▶ **WORK TO COMPLETE**
List each line of the records below that contains the string "Bundesverband", and copy each one in full.

▶ **RECORDS SHOWN**
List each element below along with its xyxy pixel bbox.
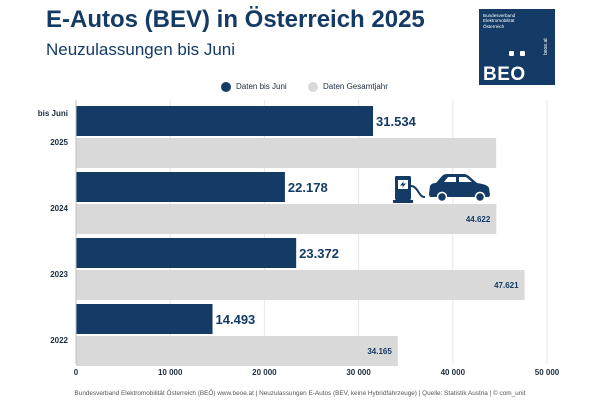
category-note: bis Juni: [38, 109, 68, 118]
legend-item-gesamtjahr: Daten Gesamtjahr: [308, 82, 388, 92]
legend-swatch-bis-juni: [221, 82, 231, 92]
chart-labels: 31.534 22.178 44.622 23.372 47.621 14.493 34.1…: [216, 114, 520, 356]
category-label: 2023: [50, 270, 68, 279]
legend-swatch-gesamtjahr: [308, 82, 318, 92]
logo-eyes: [509, 51, 527, 57]
ev-illustration: [393, 174, 490, 203]
legend-label-bis-juni: Daten bis Juni: [236, 82, 287, 92]
bar-gesamtjahr-2022: [76, 336, 398, 366]
x-tick-label: 20 000: [252, 368, 277, 377]
charging-station-icon: [393, 176, 426, 203]
x-tick-label: 40 000: [441, 368, 466, 377]
car-icon: [429, 174, 490, 203]
bar-gesamtjahr-2025: [76, 138, 497, 168]
value-label-bis-juni: 22.178: [288, 180, 328, 195]
category-label: 2022: [50, 336, 68, 345]
logo-name: BEO: [483, 64, 526, 85]
bar-gesamtjahr-2023: [76, 270, 525, 300]
x-tick-label: 10 000: [158, 368, 183, 377]
category-label: 2025: [50, 138, 68, 147]
beo-logo: Bundesverband Elektromobilität Österreic…: [479, 9, 555, 85]
x-tick-label: 30 000: [346, 368, 371, 377]
chart-bars: [76, 106, 525, 366]
chart-footer: Bundesverband Elektromobilität Österreic…: [74, 390, 526, 397]
bar-bis-juni-2023: [76, 238, 297, 268]
x-tick-label: 0: [74, 368, 79, 377]
chart-subtitle: Neuzulassungen bis Juni: [46, 40, 236, 59]
value-label-gesamtjahr: 44.622: [466, 215, 491, 224]
value-label-bis-juni: 23.372: [299, 246, 339, 261]
bar-bis-juni-2024: [76, 172, 285, 202]
category-label: 2024: [50, 204, 68, 213]
chart-axis: 0 10 000 20 000 30 000 40 000 50 000 2025 bis J…: [38, 100, 560, 377]
x-tick-label: 50 000: [535, 368, 560, 377]
chart-title: E-Autos (BEV) in Österreich 2025: [46, 6, 425, 33]
bar-bis-juni-2022: [76, 304, 213, 334]
logo-small-text: Bundesverband Elektromobilität Österreic…: [483, 13, 516, 29]
chart-legend: Daten bis Juni Daten Gesamtjahr: [0, 82, 600, 96]
value-label-bis-juni: 14.493: [216, 312, 256, 327]
legend-label-gesamtjahr: Daten Gesamtjahr: [323, 82, 388, 92]
bar-bis-juni-2025: [76, 106, 374, 136]
value-label-bis-juni: 31.534: [376, 114, 417, 129]
legend-item-bis-juni: Daten bis Juni: [221, 82, 287, 92]
value-label-gesamtjahr: 34.165: [367, 347, 392, 356]
bar-gesamtjahr-2024: [76, 204, 497, 234]
value-label-gesamtjahr: 47.621: [494, 281, 519, 290]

▶ **OUTPUT OF THE TASK**
beo-logo: Bundesverband Elektromobilität Österreic…: [479, 9, 555, 85]
chart-footer: Bundesverband Elektromobilität Österreic…: [74, 390, 526, 397]
logo-small-text: Bundesverband Elektromobilität Österreic…: [483, 13, 516, 29]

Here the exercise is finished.